■ **Problem details**:
Set out each line from the following listing that includes the word "name".

■ **Available data**:
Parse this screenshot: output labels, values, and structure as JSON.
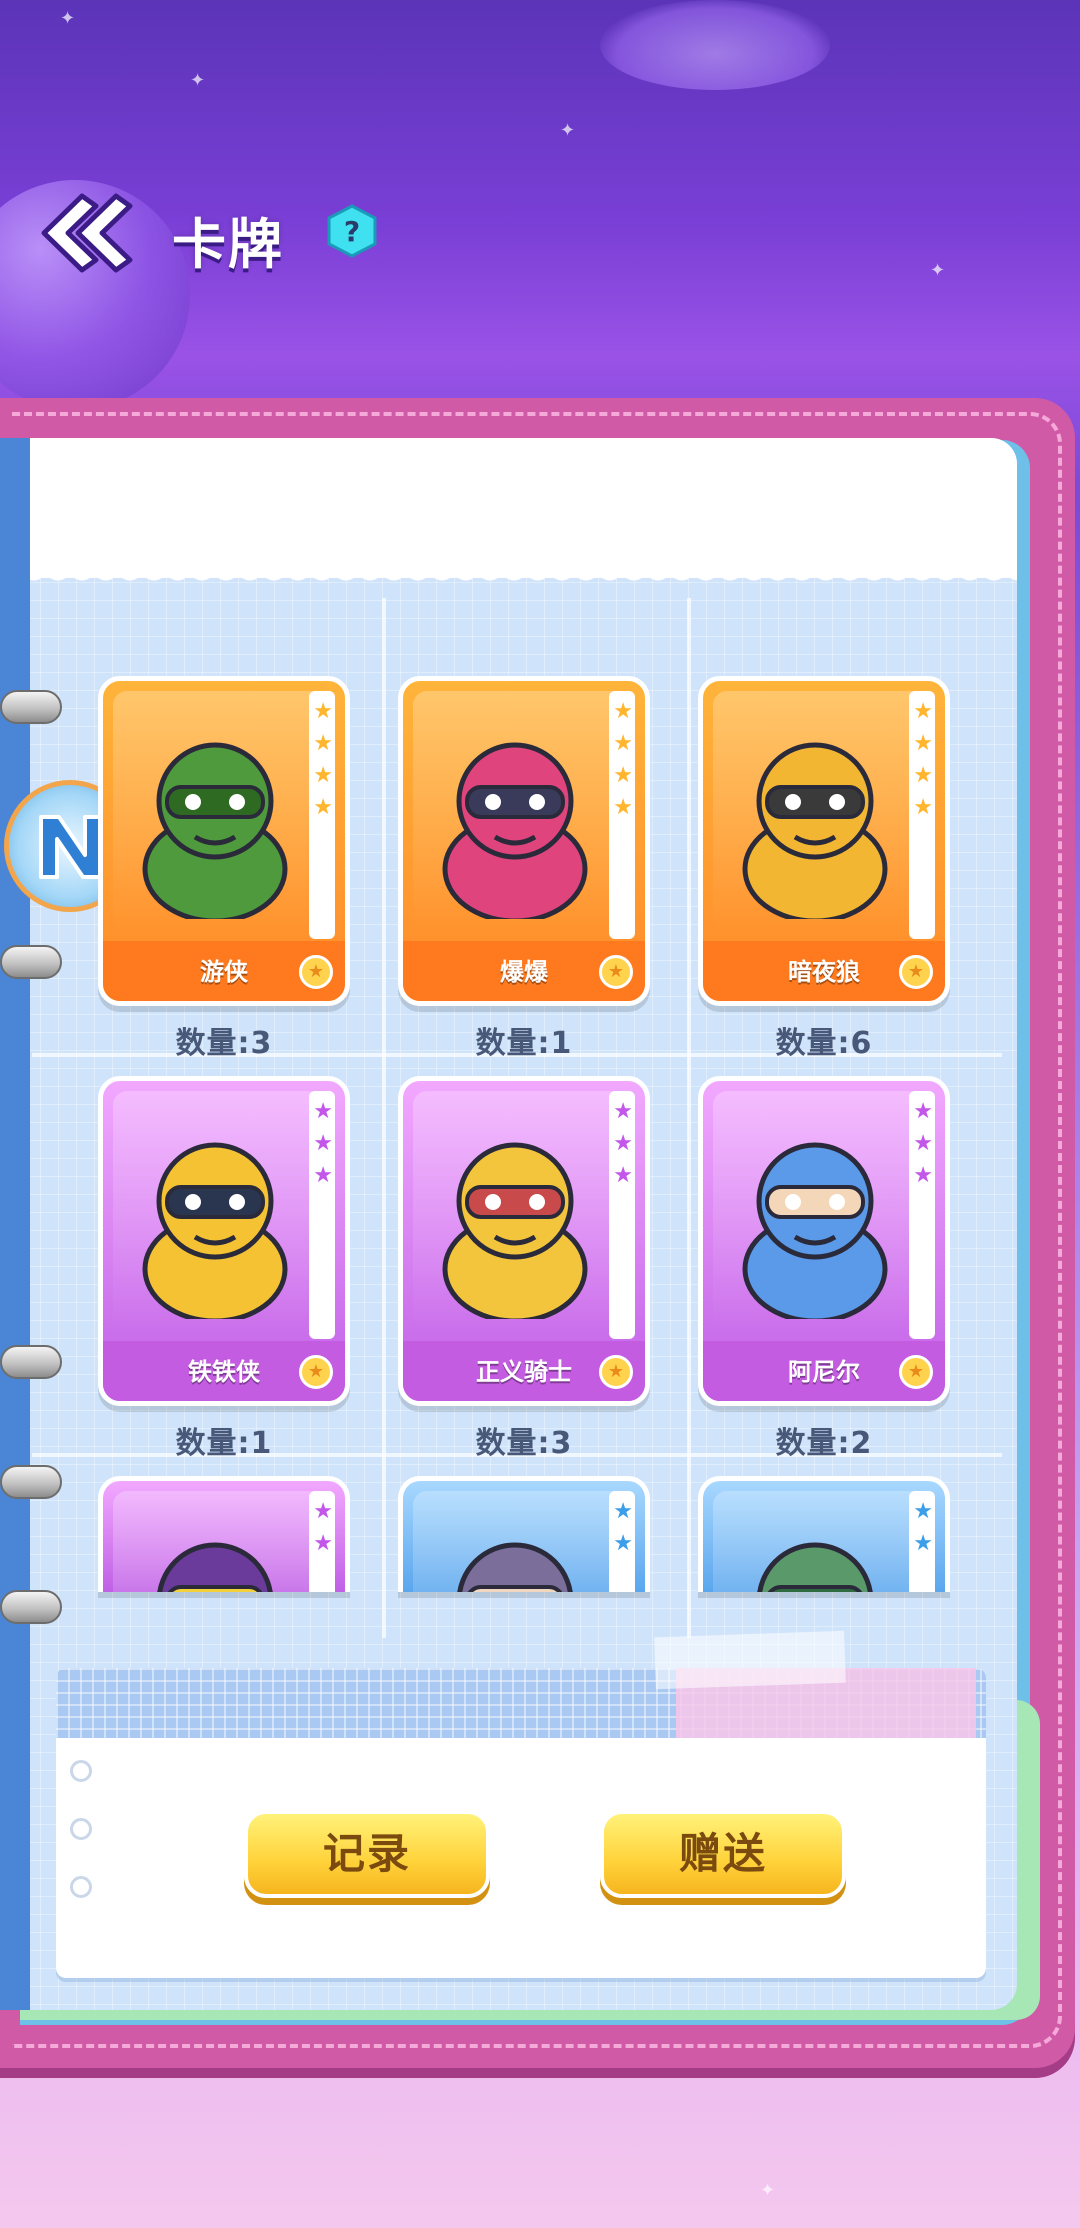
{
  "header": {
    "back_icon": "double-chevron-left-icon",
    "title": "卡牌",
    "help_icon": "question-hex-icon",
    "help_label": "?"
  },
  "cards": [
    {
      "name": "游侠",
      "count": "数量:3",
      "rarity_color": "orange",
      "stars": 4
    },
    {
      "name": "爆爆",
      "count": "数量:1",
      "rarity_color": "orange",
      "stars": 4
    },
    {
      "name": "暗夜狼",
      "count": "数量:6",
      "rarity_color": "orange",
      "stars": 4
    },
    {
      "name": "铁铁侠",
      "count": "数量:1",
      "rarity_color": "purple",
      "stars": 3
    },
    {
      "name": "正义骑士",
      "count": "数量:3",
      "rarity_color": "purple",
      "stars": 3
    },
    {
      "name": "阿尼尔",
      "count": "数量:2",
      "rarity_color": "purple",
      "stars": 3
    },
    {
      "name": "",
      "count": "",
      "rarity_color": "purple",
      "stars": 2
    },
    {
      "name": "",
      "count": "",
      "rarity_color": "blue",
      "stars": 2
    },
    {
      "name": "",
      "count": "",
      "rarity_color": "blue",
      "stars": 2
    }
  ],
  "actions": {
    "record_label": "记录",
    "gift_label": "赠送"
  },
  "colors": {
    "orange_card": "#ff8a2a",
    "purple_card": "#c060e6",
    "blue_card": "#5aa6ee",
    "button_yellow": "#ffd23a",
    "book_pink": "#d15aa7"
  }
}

==

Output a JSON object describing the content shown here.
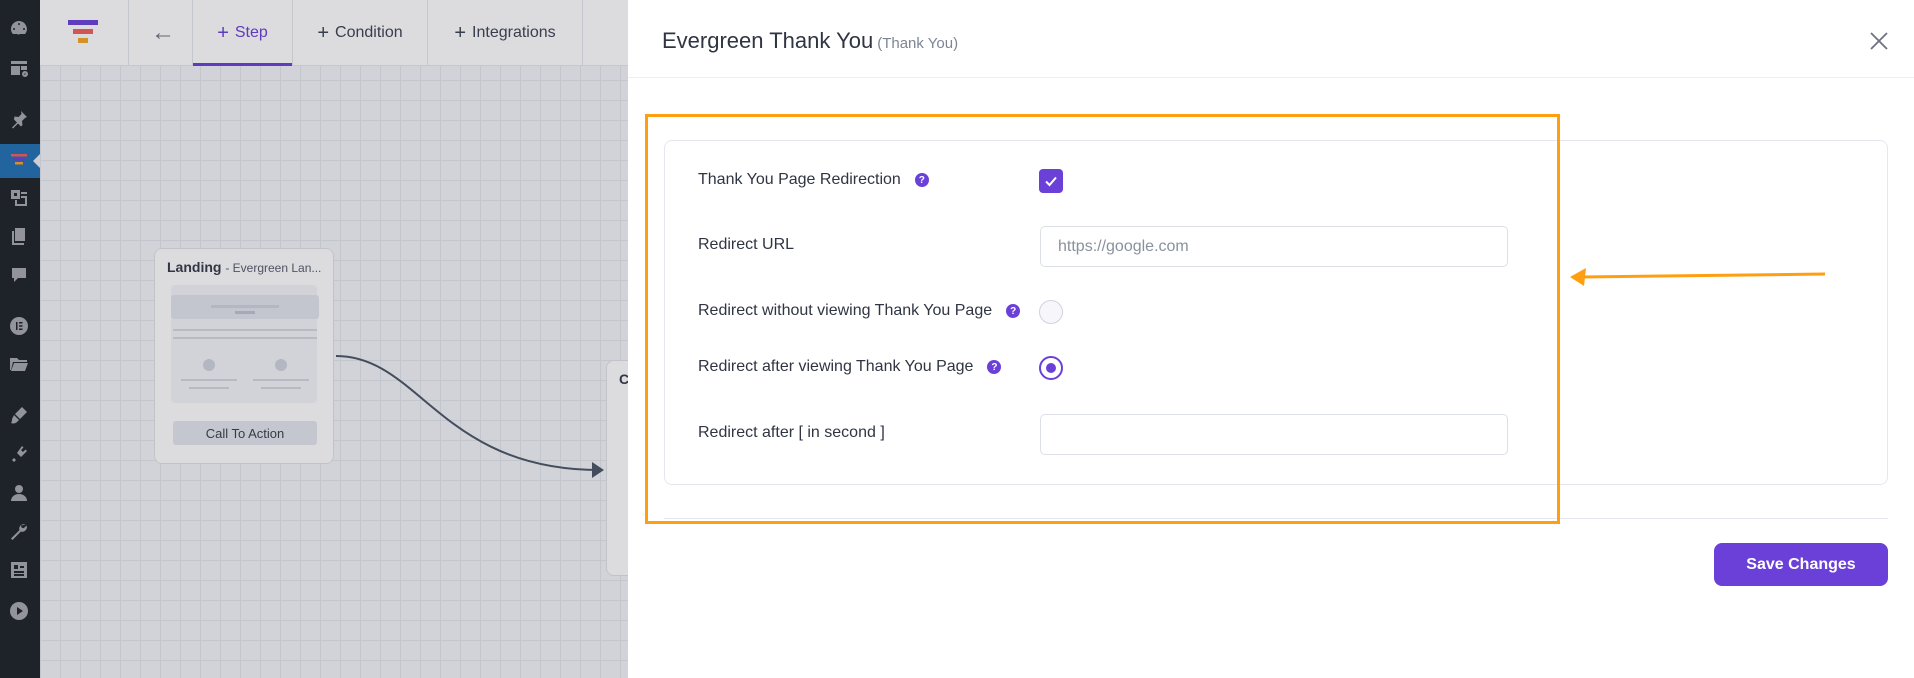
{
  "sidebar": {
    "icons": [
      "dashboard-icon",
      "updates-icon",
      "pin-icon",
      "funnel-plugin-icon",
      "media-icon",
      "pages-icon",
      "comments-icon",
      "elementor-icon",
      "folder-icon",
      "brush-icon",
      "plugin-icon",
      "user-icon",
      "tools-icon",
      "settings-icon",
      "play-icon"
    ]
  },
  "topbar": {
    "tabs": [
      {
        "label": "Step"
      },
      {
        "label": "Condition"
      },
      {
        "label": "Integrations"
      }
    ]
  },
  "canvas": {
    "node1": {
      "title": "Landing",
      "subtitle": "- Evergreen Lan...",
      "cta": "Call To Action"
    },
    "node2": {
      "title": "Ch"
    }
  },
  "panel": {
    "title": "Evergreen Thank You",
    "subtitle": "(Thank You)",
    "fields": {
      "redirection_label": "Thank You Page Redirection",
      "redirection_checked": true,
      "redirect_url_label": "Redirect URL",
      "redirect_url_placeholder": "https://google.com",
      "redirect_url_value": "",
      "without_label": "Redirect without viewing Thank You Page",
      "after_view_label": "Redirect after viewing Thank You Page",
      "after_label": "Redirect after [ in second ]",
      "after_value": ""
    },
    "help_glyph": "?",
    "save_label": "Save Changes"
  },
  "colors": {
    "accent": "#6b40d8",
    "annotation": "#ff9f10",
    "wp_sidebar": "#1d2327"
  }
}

■ **Response to this task**:
      "name": "游侠",
      "name": "爆爆",
      "name": "暗夜狼",
      "name": "铁铁侠",
      "name": "正义骑士",
      "name": "阿尼尔",
      "name": "",
      "name": "",
      "name": "",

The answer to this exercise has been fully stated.